Work to be completed:
Print out the material that follows word for word.

Given data:
__________

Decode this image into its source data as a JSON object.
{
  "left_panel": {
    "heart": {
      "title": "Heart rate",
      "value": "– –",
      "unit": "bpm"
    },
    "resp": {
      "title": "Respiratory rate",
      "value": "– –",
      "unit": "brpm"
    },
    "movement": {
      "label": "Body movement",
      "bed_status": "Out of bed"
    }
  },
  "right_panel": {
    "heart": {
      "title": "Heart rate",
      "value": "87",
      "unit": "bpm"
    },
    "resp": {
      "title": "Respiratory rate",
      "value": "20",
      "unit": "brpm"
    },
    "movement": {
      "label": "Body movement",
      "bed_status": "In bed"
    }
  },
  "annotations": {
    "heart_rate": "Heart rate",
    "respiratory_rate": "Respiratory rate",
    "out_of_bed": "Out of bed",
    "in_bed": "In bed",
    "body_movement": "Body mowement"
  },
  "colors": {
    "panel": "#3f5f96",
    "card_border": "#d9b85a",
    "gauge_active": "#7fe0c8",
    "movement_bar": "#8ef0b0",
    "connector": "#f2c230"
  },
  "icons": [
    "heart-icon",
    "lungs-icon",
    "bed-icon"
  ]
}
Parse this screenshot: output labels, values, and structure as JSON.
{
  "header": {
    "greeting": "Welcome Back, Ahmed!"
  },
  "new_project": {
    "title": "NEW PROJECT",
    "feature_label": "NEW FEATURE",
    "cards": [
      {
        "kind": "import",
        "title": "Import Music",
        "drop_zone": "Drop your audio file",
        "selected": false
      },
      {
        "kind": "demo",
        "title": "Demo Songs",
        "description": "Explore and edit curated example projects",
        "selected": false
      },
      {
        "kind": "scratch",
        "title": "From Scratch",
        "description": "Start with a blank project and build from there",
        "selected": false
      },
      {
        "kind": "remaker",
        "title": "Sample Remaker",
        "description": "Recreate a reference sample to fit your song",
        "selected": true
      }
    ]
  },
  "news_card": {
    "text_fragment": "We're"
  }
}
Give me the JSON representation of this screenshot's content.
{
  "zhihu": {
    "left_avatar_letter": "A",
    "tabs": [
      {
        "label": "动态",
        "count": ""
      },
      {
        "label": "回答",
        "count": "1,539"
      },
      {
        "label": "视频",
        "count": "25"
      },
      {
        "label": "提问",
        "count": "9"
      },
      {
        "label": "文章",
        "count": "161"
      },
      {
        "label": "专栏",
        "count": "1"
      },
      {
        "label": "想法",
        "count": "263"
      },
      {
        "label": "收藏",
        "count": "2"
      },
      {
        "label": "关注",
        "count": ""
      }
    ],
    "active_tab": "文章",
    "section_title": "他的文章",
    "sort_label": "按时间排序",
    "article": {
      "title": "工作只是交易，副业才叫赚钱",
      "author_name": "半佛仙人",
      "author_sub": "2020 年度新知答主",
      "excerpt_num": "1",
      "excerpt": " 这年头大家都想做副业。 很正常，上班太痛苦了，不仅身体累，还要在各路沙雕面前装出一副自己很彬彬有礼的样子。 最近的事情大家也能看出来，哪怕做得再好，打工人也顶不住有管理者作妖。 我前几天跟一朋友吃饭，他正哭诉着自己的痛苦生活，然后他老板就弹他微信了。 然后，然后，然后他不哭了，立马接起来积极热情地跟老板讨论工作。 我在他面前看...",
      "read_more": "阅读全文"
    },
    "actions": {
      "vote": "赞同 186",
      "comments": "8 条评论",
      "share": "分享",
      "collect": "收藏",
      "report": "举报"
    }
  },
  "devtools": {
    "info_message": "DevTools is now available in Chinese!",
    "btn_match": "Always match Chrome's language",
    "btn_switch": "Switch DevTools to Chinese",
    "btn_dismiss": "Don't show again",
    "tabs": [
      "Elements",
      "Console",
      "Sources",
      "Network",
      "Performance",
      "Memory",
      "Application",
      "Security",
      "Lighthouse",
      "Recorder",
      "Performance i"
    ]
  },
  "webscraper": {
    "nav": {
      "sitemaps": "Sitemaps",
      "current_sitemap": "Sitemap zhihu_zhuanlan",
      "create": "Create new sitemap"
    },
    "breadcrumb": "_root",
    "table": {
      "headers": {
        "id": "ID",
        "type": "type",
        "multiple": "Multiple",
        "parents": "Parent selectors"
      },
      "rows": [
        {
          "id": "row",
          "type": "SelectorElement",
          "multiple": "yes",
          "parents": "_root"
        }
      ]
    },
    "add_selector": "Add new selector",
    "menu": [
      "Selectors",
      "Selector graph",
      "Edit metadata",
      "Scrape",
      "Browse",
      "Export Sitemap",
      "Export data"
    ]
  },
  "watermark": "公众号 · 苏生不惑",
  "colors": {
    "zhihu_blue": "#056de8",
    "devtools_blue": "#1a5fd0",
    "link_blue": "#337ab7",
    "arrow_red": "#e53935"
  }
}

__________

Answer to this task:
Decode this image into its source data as a JSON object.
{
  "left_panel": {
    "heart": {
      "title": "Heart rate",
      "value": "– –",
      "unit": "bpm"
    },
    "resp": {
      "title": "Respiratory rate",
      "value": "– –",
      "unit": "brpm"
    },
    "movement": {
      "label": "Body movement",
      "bed_status": "Out of bed"
    }
  },
  "right_panel": {
    "heart": {
      "title": "Heart rate",
      "value": "87",
      "unit": "bpm"
    },
    "resp": {
      "title": "Respiratory rate",
      "value": "20",
      "unit": "brpm"
    },
    "movement": {
      "label": "Body movement",
      "bed_status": "In bed"
    }
  },
  "annotations": {
    "heart_rate": "Heart rate",
    "respiratory_rate": "Respiratory rate",
    "out_of_bed": "Out of bed",
    "in_bed": "In bed",
    "body_movement": "Body mowement"
  },
  "colors": {
    "panel": "#3f5f96",
    "card_border": "#d9b85a",
    "gauge_active": "#7fe0c8",
    "movement_bar": "#8ef0b0",
    "connector": "#f2c230"
  },
  "icons": [
    "heart-icon",
    "lungs-icon",
    "bed-icon"
  ]
}
Parse this screenshot: output labels, values, and structure as JSON.
{
  "header": {
    "greeting": "Welcome Back, Ahmed!"
  },
  "new_project": {
    "title": "NEW PROJECT",
    "feature_label": "NEW FEATURE",
    "cards": [
      {
        "kind": "import",
        "title": "Import Music",
        "drop_zone": "Drop your audio file",
        "selected": false
      },
      {
        "kind": "demo",
        "title": "Demo Songs",
        "description": "Explore and edit curated example projects",
        "selected": false
      },
      {
        "kind": "scratch",
        "title": "From Scratch",
        "description": "Start with a blank project and build from there",
        "selected": false
      },
      {
        "kind": "remaker",
        "title": "Sample Remaker",
        "description": "Recreate a reference sample to fit your song",
        "selected": true
      }
    ]
  },
  "news_card": {
    "text_fragment": "We're"
  }
}
Give me the JSON representation of this screenshot's content.
{
  "zhihu": {
    "left_avatar_letter": "A",
    "tabs": [
      {
        "label": "动态",
        "count": ""
      },
      {
        "label": "回答",
        "count": "1,539"
      },
      {
        "label": "视频",
        "count": "25"
      },
      {
        "label": "提问",
        "count": "9"
      },
      {
        "label": "文章",
        "count": "161"
      },
      {
        "label": "专栏",
        "count": "1"
      },
      {
        "label": "想法",
        "count": "263"
      },
      {
        "label": "收藏",
        "count": "2"
      },
      {
        "label": "关注",
        "count": ""
      }
    ],
    "active_tab": "文章",
    "section_title": "他的文章",
    "sort_label": "按时间排序",
    "article": {
      "title": "工作只是交易，副业才叫赚钱",
      "author_name": "半佛仙人",
      "author_sub": "2020 年度新知答主",
      "excerpt_num": "1",
      "excerpt": " 这年头大家都想做副业。 很正常，上班太痛苦了，不仅身体累，还要在各路沙雕面前装出一副自己很彬彬有礼的样子。 最近的事情大家也能看出来，哪怕做得再好，打工人也顶不住有管理者作妖。 我前几天跟一朋友吃饭，他正哭诉着自己的痛苦生活，然后他老板就弹他微信了。 然后，然后，然后他不哭了，立马接起来积极热情地跟老板讨论工作。 我在他面前看...",
      "read_more": "阅读全文"
    },
    "actions": {
      "vote": "赞同 186",
      "comments": "8 条评论",
      "share": "分享",
      "collect": "收藏",
      "report": "举报"
    }
  },
  "devtools": {
    "info_message": "DevTools is now available in Chinese!",
    "btn_match": "Always match Chrome's language",
    "btn_switch": "Switch DevTools to Chinese",
    "btn_dismiss": "Don't show again",
    "tabs": [
      "Elements",
      "Console",
      "Sources",
      "Network",
      "Performance",
      "Memory",
      "Application",
      "Security",
      "Lighthouse",
      "Recorder",
      "Performance i"
    ]
  },
  "webscraper": {
    "nav": {
      "sitemaps": "Sitemaps",
      "current_sitemap": "Sitemap zhihu_zhuanlan",
      "create": "Create new sitemap"
    },
    "breadcrumb": "_root",
    "table": {
      "headers": {
        "id": "ID",
        "type": "type",
        "multiple": "Multiple",
        "parents": "Parent selectors"
      },
      "rows": [
        {
          "id": "row",
          "type": "SelectorElement",
          "multiple": "yes",
          "parents": "_root"
        }
      ]
    },
    "add_selector": "Add new selector",
    "menu": [
      "Selectors",
      "Selector graph",
      "Edit metadata",
      "Scrape",
      "Browse",
      "Export Sitemap",
      "Export data"
    ]
  },
  "watermark": "公众号 · 苏生不惑",
  "colors": {
    "zhihu_blue": "#056de8",
    "devtools_blue": "#1a5fd0",
    "link_blue": "#337ab7",
    "arrow_red": "#e53935"
  }
}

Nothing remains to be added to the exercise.